:: Problem requirements ::
Using the listing below, extract each line that has the word "ability" in it.

--- begin Information shown ---

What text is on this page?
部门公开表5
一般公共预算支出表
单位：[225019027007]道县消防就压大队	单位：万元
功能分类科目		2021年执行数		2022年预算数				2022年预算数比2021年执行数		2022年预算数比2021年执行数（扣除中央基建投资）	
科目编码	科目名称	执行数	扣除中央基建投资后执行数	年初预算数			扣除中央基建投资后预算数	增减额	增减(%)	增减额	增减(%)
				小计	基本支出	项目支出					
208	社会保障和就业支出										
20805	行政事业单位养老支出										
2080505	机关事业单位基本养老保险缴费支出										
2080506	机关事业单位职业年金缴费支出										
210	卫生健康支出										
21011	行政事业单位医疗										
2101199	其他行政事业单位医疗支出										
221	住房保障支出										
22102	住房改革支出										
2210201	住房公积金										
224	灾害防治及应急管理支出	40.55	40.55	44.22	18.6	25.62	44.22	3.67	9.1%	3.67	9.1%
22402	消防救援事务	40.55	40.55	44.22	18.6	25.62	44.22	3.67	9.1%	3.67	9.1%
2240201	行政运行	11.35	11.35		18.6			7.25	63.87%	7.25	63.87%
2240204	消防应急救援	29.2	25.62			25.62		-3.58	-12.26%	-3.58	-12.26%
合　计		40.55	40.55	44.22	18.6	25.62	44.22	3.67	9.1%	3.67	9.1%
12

--- end Information shown ---
--- begin Information shown ---

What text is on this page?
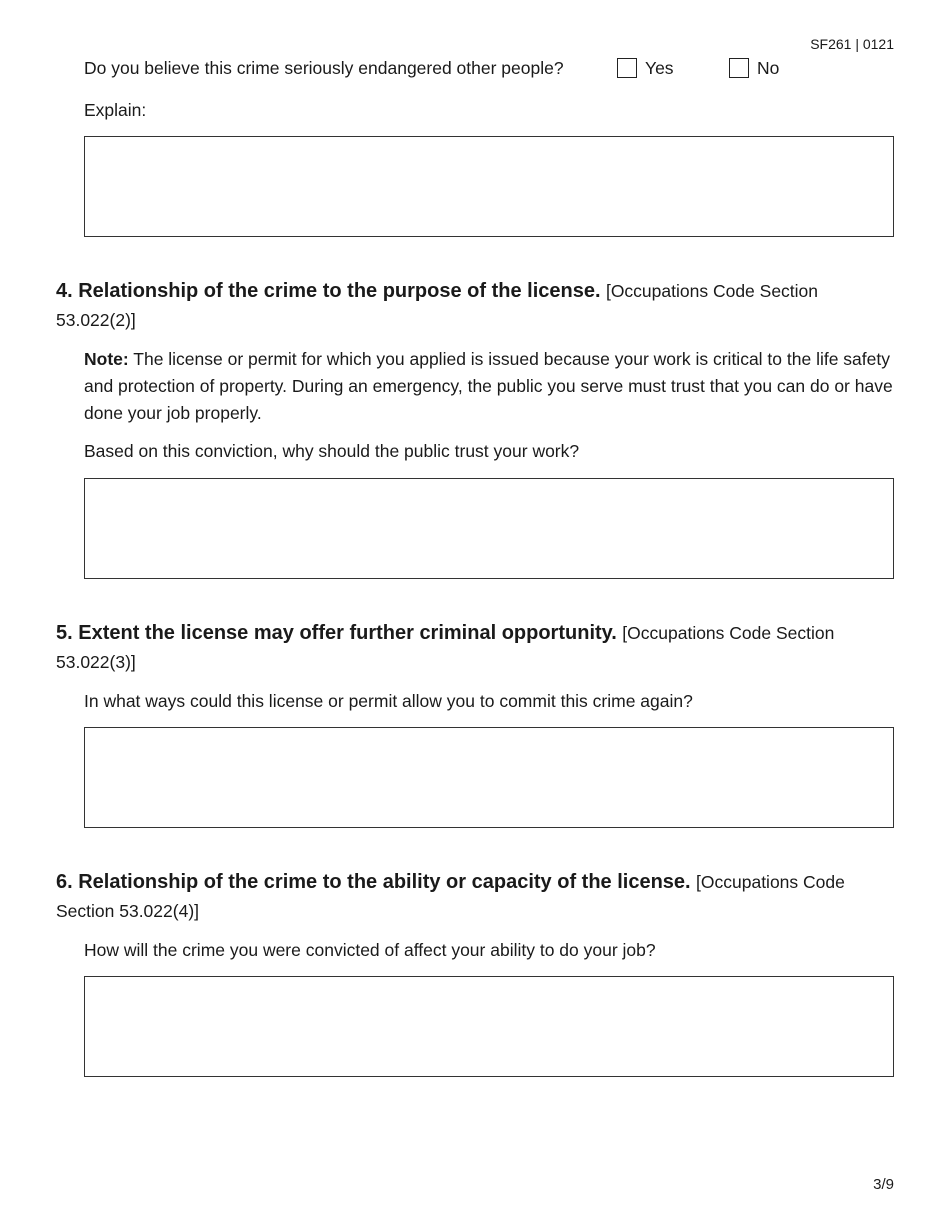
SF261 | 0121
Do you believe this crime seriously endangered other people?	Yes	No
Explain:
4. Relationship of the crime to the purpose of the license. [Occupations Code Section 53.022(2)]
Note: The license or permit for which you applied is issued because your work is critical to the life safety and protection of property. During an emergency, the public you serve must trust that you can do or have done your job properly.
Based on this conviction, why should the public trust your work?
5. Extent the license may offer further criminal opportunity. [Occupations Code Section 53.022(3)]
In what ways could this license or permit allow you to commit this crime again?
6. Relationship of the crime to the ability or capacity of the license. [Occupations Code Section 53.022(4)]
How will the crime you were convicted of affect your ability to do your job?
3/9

--- end Information shown ---

:: Response below ::
6. Relationship of the crime to the ability or capacity of the license. [Occupations Code Section 53.022(4)]
How will the crime you were convicted of affect your ability to do your job?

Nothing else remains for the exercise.